- _Problem to solve_:
Show the lines below where "polypeptide" occurs.

=== Material to process ===

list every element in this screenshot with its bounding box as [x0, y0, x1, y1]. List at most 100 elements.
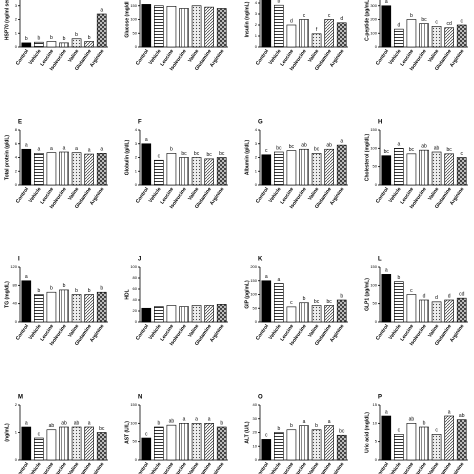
significance-letter: b — [315, 423, 318, 429]
y-tick-label: 2 — [15, 402, 18, 407]
x-tick-label: Control — [255, 461, 270, 474]
significance-letter: bc — [99, 426, 105, 432]
y-tick-label: 0 — [375, 457, 378, 462]
bar — [311, 33, 322, 48]
bar — [34, 294, 44, 323]
bar — [204, 6, 214, 48]
y-tick-label: 40 — [133, 297, 138, 302]
bar — [21, 148, 32, 186]
significance-letter: ab — [74, 420, 80, 426]
significance-letter: b — [37, 288, 40, 294]
significance-letter: bc — [276, 145, 282, 151]
y-tick-label: 100 — [250, 292, 257, 297]
y-tick-label: 120 — [10, 264, 17, 269]
x-tick-label: Arginine — [329, 461, 346, 474]
significance-letter: a — [88, 420, 91, 426]
bar — [456, 24, 467, 48]
x-tick-label: Valine — [427, 461, 440, 474]
x-tick-label: Leucine — [399, 461, 415, 474]
bar — [299, 425, 309, 461]
y-tick-label: 2 — [135, 155, 138, 160]
y-tick-label: 0 — [15, 182, 18, 187]
bar — [46, 429, 57, 461]
y-axis-label: Glucose (mg/dl — [124, 1, 130, 38]
significance-letter: b — [423, 420, 426, 426]
y-tick-label: 100 — [130, 420, 137, 425]
bar — [311, 153, 322, 186]
significance-letter: ab — [409, 417, 415, 423]
bar — [216, 157, 227, 186]
y-tick-label: 0 — [255, 44, 258, 49]
y-axis-label: Uric acid (mg/dL) — [364, 412, 370, 453]
bar — [96, 291, 107, 323]
significance-letter: ab — [169, 418, 175, 424]
significance-letter: b — [170, 147, 173, 153]
y-tick-label: 200 — [370, 17, 377, 22]
y-tick-label: 5 — [375, 439, 378, 444]
bar — [216, 426, 227, 461]
x-tick-label: Control — [375, 461, 390, 474]
y-axis-label: C-peptide (pg/mL) — [364, 0, 370, 41]
bar — [71, 294, 82, 323]
significance-letter: b — [100, 286, 103, 292]
bar — [381, 155, 392, 186]
y-tick-label: 0 — [15, 319, 18, 324]
significance-letter: d — [397, 22, 400, 28]
bar — [191, 423, 202, 461]
y-tick-label: 1 — [15, 430, 18, 435]
significance-letter: a — [385, 409, 388, 415]
significance-letter: b — [397, 275, 400, 281]
bar — [274, 432, 284, 461]
y-tick-label: 3 — [15, 3, 18, 8]
y-tick-label: 1 — [135, 168, 138, 173]
y-tick-label: 15 — [373, 402, 378, 407]
significance-letter: d — [435, 295, 438, 301]
y-tick-label: 80 — [133, 275, 138, 280]
y-tick-label: 150 — [370, 264, 377, 269]
y-tick-label: 50 — [373, 301, 378, 306]
y-tick-label: 2 — [15, 17, 18, 22]
y-tick-label: 1 — [15, 30, 18, 35]
significance-letter: a — [100, 147, 103, 153]
y-tick-label: 2 — [255, 22, 258, 27]
y-tick-label: 200 — [250, 264, 257, 269]
significance-letter: a — [397, 142, 400, 148]
y-tick-label: 0 — [255, 457, 258, 462]
y-tick-label: 4 — [135, 127, 138, 132]
significance-letter: a — [340, 138, 343, 144]
x-tick-label: Valine — [67, 461, 80, 474]
y-tick-label: 0 — [375, 319, 378, 324]
panel-letter: H — [378, 120, 382, 126]
significance-letter: a — [303, 419, 306, 425]
y-tick-label: 300 — [370, 3, 377, 8]
significance-letter: d — [448, 293, 451, 299]
bar — [444, 299, 454, 323]
significance-letter: b — [220, 420, 223, 426]
bar — [286, 306, 297, 323]
bar — [324, 305, 334, 323]
bar — [394, 148, 404, 186]
y-tick-label: 1 — [255, 168, 258, 173]
bar — [96, 13, 107, 48]
bar — [274, 4, 284, 48]
bar — [299, 302, 309, 323]
bar — [336, 22, 347, 48]
bar — [336, 299, 347, 323]
bar — [431, 301, 442, 323]
significance-letter: b — [303, 296, 306, 302]
bar — [419, 299, 429, 323]
y-tick-label: 50 — [133, 439, 138, 444]
significance-letter: bc — [339, 429, 345, 435]
significance-letter: c — [38, 431, 41, 437]
significance-letter: c — [145, 431, 148, 437]
bar — [34, 437, 44, 461]
y-tick-label: 6 — [15, 141, 18, 146]
bar — [154, 5, 164, 48]
significance-letter: bc — [314, 147, 320, 153]
bar — [166, 424, 177, 461]
y-tick-label: 0 — [375, 44, 378, 49]
bar — [299, 148, 309, 186]
y-tick-label: 150 — [370, 127, 377, 132]
y-axis-label: TG (mg/dL) — [4, 281, 10, 308]
significance-letter: b — [410, 13, 413, 19]
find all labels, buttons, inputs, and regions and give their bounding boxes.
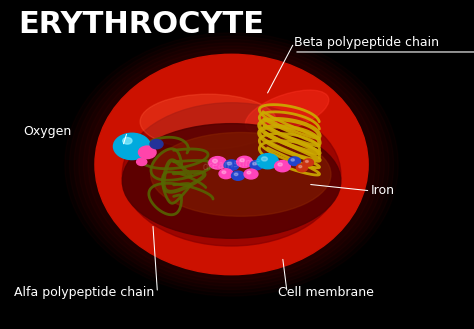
Circle shape: [138, 146, 156, 159]
Circle shape: [274, 161, 291, 172]
Circle shape: [291, 159, 294, 161]
Text: Oxygen: Oxygen: [23, 125, 72, 138]
Circle shape: [296, 164, 308, 172]
Circle shape: [244, 169, 258, 179]
Text: ERYTHROCYTE: ERYTHROCYTE: [18, 10, 264, 39]
Circle shape: [137, 158, 147, 165]
Circle shape: [209, 157, 227, 169]
Circle shape: [234, 173, 238, 176]
Circle shape: [262, 157, 267, 161]
Circle shape: [224, 160, 239, 170]
Ellipse shape: [151, 133, 331, 216]
Circle shape: [253, 163, 256, 165]
Circle shape: [278, 163, 283, 166]
Ellipse shape: [122, 103, 341, 246]
Text: Beta polypeptide chain: Beta polypeptide chain: [294, 36, 439, 49]
Circle shape: [237, 156, 252, 167]
Circle shape: [303, 159, 313, 166]
Circle shape: [289, 157, 301, 165]
Circle shape: [123, 138, 132, 144]
Circle shape: [240, 159, 245, 162]
Text: dreamstime: dreamstime: [202, 157, 261, 172]
Circle shape: [250, 161, 263, 170]
Circle shape: [299, 165, 302, 168]
Text: Iron: Iron: [371, 184, 394, 197]
Circle shape: [222, 171, 226, 174]
Circle shape: [305, 161, 308, 163]
Ellipse shape: [95, 54, 368, 275]
Circle shape: [247, 171, 251, 174]
Circle shape: [219, 169, 233, 179]
Circle shape: [150, 139, 163, 149]
Text: Cell membrane: Cell membrane: [278, 286, 374, 299]
Circle shape: [212, 159, 218, 163]
Ellipse shape: [246, 90, 329, 134]
Text: Alfa polypeptide chain: Alfa polypeptide chain: [14, 286, 154, 299]
Circle shape: [257, 154, 278, 169]
Ellipse shape: [140, 94, 277, 149]
Ellipse shape: [122, 124, 341, 238]
Circle shape: [231, 171, 245, 180]
Circle shape: [227, 162, 231, 165]
Circle shape: [113, 133, 151, 160]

===

- _Answer box_:
Text: Beta polypeptide chain: Beta polypeptide chain: [294, 36, 439, 49]
Text: Alfa polypeptide chain: Alfa polypeptide chain: [14, 286, 154, 299]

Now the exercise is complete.